Download PDF version (91.9k) Log In or Register to view the full article as a PDF document.
Q.A house we built about eight years ago here in Tennessee has ductwork running through the space behind the upstairs knee walls. The exterior side of the framing has been developing condensation, but only in extremely cold weather. There are no vents in the knee wall, so we are wondering where warm air is escaping from to meet the cold outside air, and what the best way is to resolve the problem. Should we condition the air in the knee wall?

A.Paul Eldrenkamp, owner of Byggmeister, a custom remodeling firm in Newton, Mass., responds: Eaves areas behind knee walls are notoriously leaky. If you run hvac ducts in that space, you complicate things even more — especially if the ducts are also leaky.

It would indeed be a good idea to bring that eaves area — and particularly those ducts — into the conditioned part of the house. This means that the insulation and the air barrier need to be in the rafter plane rather than in the knee wall. Stuffing fiberglass batts in the rafters will provide the insulation but not the continuous air barrier. You'll probably have to use housewrap or rigid foam in conjunction with the fiberglass, or use spray foam for a less labor-intensive job.

**Exercise goal:**
In the knee-wall condensation Q&A above, where does the answer say the insulation and air barrier need to be?

**Records shown:**

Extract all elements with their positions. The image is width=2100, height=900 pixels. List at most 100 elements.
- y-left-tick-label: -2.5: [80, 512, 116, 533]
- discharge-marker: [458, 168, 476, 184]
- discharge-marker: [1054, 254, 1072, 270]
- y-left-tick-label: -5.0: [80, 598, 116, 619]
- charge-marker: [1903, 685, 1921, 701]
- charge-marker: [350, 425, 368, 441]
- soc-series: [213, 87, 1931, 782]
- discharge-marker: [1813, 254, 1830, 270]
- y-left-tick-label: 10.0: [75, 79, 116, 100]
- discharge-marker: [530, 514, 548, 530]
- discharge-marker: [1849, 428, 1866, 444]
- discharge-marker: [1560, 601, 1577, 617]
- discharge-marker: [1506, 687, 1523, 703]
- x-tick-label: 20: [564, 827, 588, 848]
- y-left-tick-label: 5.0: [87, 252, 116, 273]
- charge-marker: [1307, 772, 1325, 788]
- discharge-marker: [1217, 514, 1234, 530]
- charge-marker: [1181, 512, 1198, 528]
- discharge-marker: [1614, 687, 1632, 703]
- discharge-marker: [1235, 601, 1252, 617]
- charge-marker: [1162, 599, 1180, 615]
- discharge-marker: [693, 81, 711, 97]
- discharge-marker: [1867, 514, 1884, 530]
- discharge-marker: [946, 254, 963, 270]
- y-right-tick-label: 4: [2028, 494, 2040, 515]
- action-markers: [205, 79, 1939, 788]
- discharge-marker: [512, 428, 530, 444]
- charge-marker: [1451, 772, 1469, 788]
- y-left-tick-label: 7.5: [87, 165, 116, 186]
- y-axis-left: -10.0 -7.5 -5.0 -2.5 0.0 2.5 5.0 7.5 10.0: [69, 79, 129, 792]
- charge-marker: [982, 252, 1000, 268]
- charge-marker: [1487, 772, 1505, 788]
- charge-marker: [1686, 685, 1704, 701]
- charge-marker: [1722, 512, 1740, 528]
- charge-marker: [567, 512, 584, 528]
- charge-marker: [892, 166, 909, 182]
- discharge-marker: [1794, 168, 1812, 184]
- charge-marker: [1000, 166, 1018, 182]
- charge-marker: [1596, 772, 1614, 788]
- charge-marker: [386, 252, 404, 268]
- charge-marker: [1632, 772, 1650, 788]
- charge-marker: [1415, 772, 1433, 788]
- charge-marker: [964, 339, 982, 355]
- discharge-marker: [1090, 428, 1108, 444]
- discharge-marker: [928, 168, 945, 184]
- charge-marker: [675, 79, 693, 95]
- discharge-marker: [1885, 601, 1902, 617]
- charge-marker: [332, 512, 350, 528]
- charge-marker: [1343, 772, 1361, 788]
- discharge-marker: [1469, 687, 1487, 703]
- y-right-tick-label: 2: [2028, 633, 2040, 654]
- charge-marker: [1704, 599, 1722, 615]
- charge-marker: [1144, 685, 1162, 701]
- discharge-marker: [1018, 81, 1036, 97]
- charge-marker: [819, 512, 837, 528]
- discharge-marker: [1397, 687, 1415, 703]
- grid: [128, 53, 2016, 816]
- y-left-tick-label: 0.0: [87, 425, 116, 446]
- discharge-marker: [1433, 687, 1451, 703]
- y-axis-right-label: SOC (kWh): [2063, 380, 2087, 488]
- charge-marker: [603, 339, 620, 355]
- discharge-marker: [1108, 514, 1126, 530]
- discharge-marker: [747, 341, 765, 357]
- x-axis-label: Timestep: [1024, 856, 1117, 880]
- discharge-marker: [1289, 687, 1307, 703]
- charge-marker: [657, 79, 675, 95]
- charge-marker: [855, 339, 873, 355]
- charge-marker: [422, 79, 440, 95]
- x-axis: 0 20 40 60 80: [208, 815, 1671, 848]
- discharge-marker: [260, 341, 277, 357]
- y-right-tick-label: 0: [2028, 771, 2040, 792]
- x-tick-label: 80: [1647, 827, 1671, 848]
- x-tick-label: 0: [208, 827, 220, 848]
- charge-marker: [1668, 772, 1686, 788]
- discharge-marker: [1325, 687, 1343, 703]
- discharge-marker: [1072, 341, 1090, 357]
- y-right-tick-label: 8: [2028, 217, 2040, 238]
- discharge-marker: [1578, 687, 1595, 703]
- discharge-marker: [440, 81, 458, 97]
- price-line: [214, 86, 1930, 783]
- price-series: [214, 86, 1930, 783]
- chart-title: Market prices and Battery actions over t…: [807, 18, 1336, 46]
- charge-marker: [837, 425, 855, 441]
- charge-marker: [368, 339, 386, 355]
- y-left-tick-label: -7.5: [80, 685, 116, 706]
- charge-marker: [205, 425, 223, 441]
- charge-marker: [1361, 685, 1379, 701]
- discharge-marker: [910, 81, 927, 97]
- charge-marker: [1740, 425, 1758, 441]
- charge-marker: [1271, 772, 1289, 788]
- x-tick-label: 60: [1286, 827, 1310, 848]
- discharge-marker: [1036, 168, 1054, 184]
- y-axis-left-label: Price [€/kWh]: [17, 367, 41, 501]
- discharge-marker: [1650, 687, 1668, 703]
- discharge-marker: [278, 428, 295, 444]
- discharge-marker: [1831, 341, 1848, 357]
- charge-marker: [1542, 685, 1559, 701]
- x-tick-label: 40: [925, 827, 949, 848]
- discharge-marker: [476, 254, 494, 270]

**Output:**
In the rafter plane rather than in the knee wall.